◆ **Task brief**:
Restate the records below word for word.

◆ **Input for this task**:
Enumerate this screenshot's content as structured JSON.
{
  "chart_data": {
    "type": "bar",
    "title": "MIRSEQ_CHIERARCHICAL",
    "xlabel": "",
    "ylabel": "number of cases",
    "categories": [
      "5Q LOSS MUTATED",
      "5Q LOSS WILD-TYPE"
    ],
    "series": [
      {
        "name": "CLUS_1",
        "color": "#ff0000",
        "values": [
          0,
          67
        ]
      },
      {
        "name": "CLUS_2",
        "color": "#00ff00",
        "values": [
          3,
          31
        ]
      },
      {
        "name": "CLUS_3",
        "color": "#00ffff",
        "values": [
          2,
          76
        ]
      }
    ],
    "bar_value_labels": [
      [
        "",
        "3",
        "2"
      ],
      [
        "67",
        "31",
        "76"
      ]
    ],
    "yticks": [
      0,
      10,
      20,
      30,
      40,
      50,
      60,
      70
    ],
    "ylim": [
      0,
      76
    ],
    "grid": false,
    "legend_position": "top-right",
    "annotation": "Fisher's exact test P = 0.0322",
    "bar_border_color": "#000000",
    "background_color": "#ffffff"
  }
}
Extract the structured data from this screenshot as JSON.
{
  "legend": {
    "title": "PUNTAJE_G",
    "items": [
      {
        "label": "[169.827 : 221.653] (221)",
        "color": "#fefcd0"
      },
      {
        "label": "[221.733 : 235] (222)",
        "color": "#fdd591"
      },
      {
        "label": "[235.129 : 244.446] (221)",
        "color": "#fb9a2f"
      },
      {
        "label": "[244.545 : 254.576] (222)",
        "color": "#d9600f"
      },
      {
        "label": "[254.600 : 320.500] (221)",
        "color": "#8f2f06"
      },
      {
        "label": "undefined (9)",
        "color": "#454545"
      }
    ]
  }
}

◆ **Correct output**:
Enumerate this screenshot's content as structured JSON.
{
  "chart_data": {
    "type": "bar",
    "title": "MIRSEQ_CHIERARCHICAL",
    "xlabel": "",
    "ylabel": "number of cases",
    "categories": [
      "5Q LOSS MUTATED",
      "5Q LOSS WILD-TYPE"
    ],
    "series": [
      {
        "name": "CLUS_1",
        "color": "#ff0000",
        "values": [
          0,
          67
        ]
      },
      {
        "name": "CLUS_2",
        "color": "#00ff00",
        "values": [
          3,
          31
        ]
      },
      {
        "name": "CLUS_3",
        "color": "#00ffff",
        "values": [
          2,
          76
        ]
      }
    ],
    "bar_value_labels": [
      [
        "",
        "3",
        "2"
      ],
      [
        "67",
        "31",
        "76"
      ]
    ],
    "yticks": [
      0,
      10,
      20,
      30,
      40,
      50,
      60,
      70
    ],
    "ylim": [
      0,
      76
    ],
    "grid": false,
    "legend_position": "top-right",
    "annotation": "Fisher's exact test P = 0.0322",
    "bar_border_color": "#000000",
    "background_color": "#ffffff"
  }
}
Extract the structured data from this screenshot as JSON.
{
  "legend": {
    "title": "PUNTAJE_G",
    "items": [
      {
        "label": "[169.827 : 221.653] (221)",
        "color": "#fefcd0"
      },
      {
        "label": "[221.733 : 235] (222)",
        "color": "#fdd591"
      },
      {
        "label": "[235.129 : 244.446] (221)",
        "color": "#fb9a2f"
      },
      {
        "label": "[244.545 : 254.576] (222)",
        "color": "#d9600f"
      },
      {
        "label": "[254.600 : 320.500] (221)",
        "color": "#8f2f06"
      },
      {
        "label": "undefined (9)",
        "color": "#454545"
      }
    ]
  }
}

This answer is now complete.